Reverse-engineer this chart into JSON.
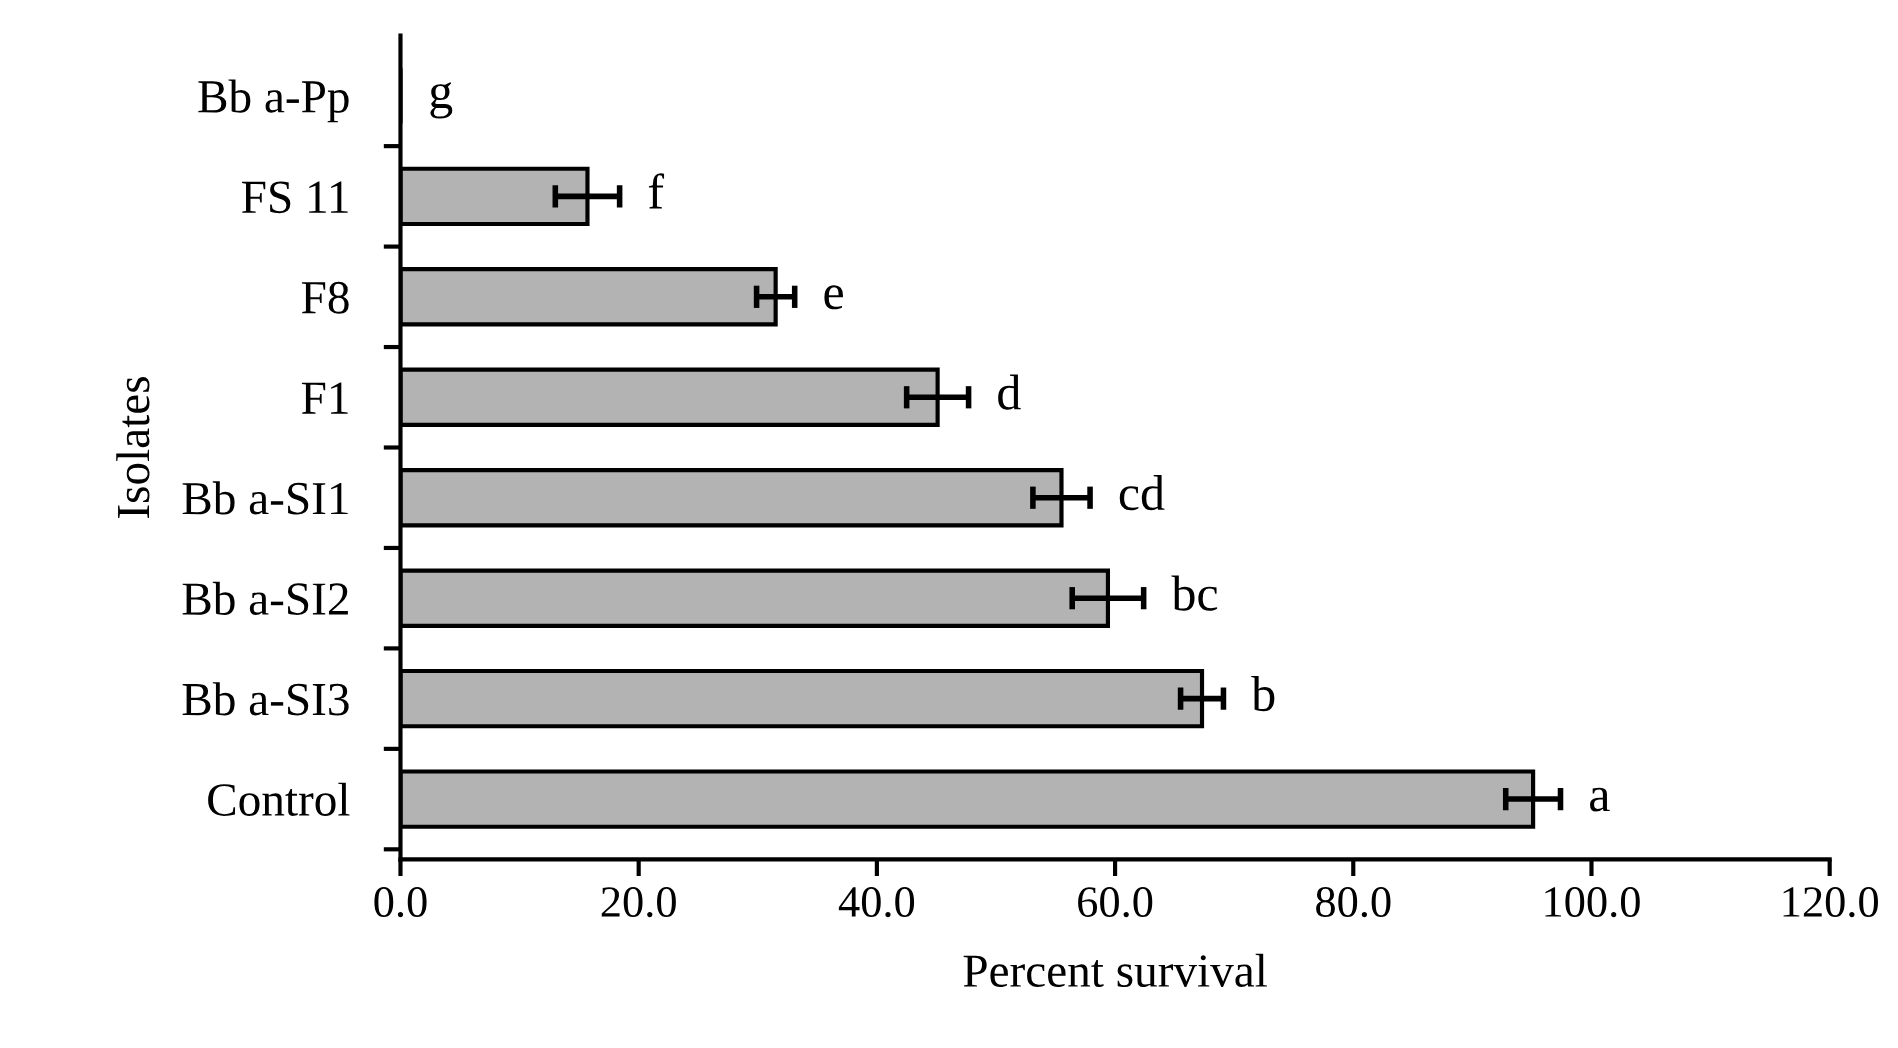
{
  "chart_data": {
    "type": "bar",
    "orientation": "horizontal",
    "xlabel": "Percent survival",
    "ylabel": "Isolates",
    "categories": [
      "Bb a-Pp",
      "FS 11",
      "F8",
      "F1",
      "Bb a-SI1",
      "Bb a-SI2",
      "Bb a-SI3",
      "Control"
    ],
    "values": [
      0,
      15.7,
      31.5,
      45.1,
      55.5,
      59.4,
      67.3,
      95.1
    ],
    "errors": [
      null,
      2.7,
      1.6,
      2.6,
      2.4,
      3.0,
      1.8,
      2.3
    ],
    "color": "#b3b3b3",
    "xlim": [
      0,
      120
    ],
    "xticks": [
      {
        "value": 0,
        "label": "0.0"
      },
      {
        "value": 20,
        "label": "20.0"
      },
      {
        "value": 40,
        "label": "40.0"
      },
      {
        "value": 60,
        "label": "60.0"
      },
      {
        "value": 80,
        "label": "80.0"
      },
      {
        "value": 100,
        "label": "100.0"
      },
      {
        "value": 120,
        "label": "120.0"
      }
    ],
    "grid": false,
    "legend": false,
    "annotations": [
      {
        "text": "g",
        "x": 0,
        "y": "Bb a-Pp"
      },
      {
        "text": "f",
        "x": 15.7,
        "y": "FS 11"
      },
      {
        "text": "e",
        "x": 31.5,
        "y": "F8"
      },
      {
        "text": "d",
        "x": 45.1,
        "y": "F1"
      },
      {
        "text": "cd",
        "x": 55.5,
        "y": "Bb a-SI1"
      },
      {
        "text": "bc",
        "x": 59.4,
        "y": "Bb a-SI2"
      },
      {
        "text": "b",
        "x": 67.3,
        "y": "Bb a-SI3"
      },
      {
        "text": "a",
        "x": 95.1,
        "y": "Control"
      }
    ]
  }
}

§ Requirement: Filter the data, keeping only the lines that contain "text".

§ Result for this task:
        "text": "g",
        "text": "f",
        "text": "e",
        "text": "d",
        "text": "cd",
        "text": "bc",
        "text": "b",
        "text": "a",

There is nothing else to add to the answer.